**PROBLEM**: Retype all of the data exactly as given.

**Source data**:
+++

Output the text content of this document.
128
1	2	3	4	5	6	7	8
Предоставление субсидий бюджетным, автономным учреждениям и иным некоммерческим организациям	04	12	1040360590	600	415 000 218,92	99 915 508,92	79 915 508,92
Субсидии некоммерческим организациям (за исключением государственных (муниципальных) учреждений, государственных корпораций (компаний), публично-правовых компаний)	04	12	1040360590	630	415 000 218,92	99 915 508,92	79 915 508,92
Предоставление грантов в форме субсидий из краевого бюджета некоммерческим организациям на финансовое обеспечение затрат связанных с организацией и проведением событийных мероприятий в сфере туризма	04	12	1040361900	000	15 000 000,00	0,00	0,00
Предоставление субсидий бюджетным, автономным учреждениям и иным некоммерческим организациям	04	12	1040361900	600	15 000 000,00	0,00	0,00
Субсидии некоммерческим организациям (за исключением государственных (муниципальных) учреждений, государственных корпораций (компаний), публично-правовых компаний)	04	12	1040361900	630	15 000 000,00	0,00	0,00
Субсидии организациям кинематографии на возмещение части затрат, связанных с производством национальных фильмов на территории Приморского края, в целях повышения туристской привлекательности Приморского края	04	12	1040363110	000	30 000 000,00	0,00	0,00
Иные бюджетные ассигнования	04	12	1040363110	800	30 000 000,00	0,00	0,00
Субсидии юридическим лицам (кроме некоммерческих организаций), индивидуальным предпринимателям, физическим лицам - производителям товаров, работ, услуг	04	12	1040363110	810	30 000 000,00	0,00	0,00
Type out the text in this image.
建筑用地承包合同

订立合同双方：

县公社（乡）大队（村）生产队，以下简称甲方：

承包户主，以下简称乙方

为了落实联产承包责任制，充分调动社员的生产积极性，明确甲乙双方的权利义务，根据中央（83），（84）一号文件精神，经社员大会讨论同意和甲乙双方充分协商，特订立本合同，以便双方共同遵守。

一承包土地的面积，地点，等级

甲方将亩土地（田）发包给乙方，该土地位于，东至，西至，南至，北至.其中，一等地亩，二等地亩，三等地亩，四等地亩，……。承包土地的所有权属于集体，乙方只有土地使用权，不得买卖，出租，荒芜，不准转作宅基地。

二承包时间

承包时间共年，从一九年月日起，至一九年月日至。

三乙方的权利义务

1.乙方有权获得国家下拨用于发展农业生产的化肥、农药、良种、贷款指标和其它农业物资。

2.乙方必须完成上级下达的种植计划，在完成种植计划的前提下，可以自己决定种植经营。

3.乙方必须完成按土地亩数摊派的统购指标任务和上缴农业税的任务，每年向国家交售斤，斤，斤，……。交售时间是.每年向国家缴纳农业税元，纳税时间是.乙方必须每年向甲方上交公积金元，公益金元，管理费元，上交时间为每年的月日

+++

**THE ANSWER**:
Output the text content of this document.
128
1	2	3	4	5	6	7	8
Предоставление субсидий бюджетным, автономным учреждениям и иным некоммерческим организациям	04	12	1040360590	600	415 000 218,92	99 915 508,92	79 915 508,92
Субсидии некоммерческим организациям (за исключением государственных (муниципальных) учреждений, государственных корпораций (компаний), публично-правовых компаний)	04	12	1040360590	630	415 000 218,92	99 915 508,92	79 915 508,92
Предоставление грантов в форме субсидий из краевого бюджета некоммерческим организациям на финансовое обеспечение затрат связанных с организацией и проведением событийных мероприятий в сфере туризма	04	12	1040361900	000	15 000 000,00	0,00	0,00
Предоставление субсидий бюджетным, автономным учреждениям и иным некоммерческим организациям	04	12	1040361900	600	15 000 000,00	0,00	0,00
Субсидии некоммерческим организациям (за исключением государственных (муниципальных) учреждений, государственных корпораций (компаний), публично-правовых компаний)	04	12	1040361900	630	15 000 000,00	0,00	0,00
Субсидии организациям кинематографии на возмещение части затрат, связанных с производством национальных фильмов на территории Приморского края, в целях повышения туристской привлекательности Приморского края	04	12	1040363110	000	30 000 000,00	0,00	0,00
Иные бюджетные ассигнования	04	12	1040363110	800	30 000 000,00	0,00	0,00
Субсидии юридическим лицам (кроме некоммерческих организаций), индивидуальным предпринимателям, физическим лицам - производителям товаров, работ, услуг	04	12	1040363110	810	30 000 000,00	0,00	0,00
Type out the text in this image.
建筑用地承包合同

订立合同双方：

县公社（乡）大队（村）生产队，以下简称甲方：

承包户主，以下简称乙方

为了落实联产承包责任制，充分调动社员的生产积极性，明确甲乙双方的权利义务，根据中央（83），（84）一号文件精神，经社员大会讨论同意和甲乙双方充分协商，特订立本合同，以便双方共同遵守。

一承包土地的面积，地点，等级

甲方将亩土地（田）发包给乙方，该土地位于，东至，西至，南至，北至.其中，一等地亩，二等地亩，三等地亩，四等地亩，……。承包土地的所有权属于集体，乙方只有土地使用权，不得买卖，出租，荒芜，不准转作宅基地。

二承包时间

承包时间共年，从一九年月日起，至一九年月日至。

三乙方的权利义务

1.乙方有权获得国家下拨用于发展农业生产的化肥、农药、良种、贷款指标和其它农业物资。

2.乙方必须完成上级下达的种植计划，在完成种植计划的前提下，可以自己决定种植经营。

3.乙方必须完成按土地亩数摊派的统购指标任务和上缴农业税的任务，每年向国家交售斤，斤，斤，……。交售时间是.每年向国家缴纳农业税元，纳税时间是.乙方必须每年向甲方上交公积金元，公益金元，管理费元，上交时间为每年的月日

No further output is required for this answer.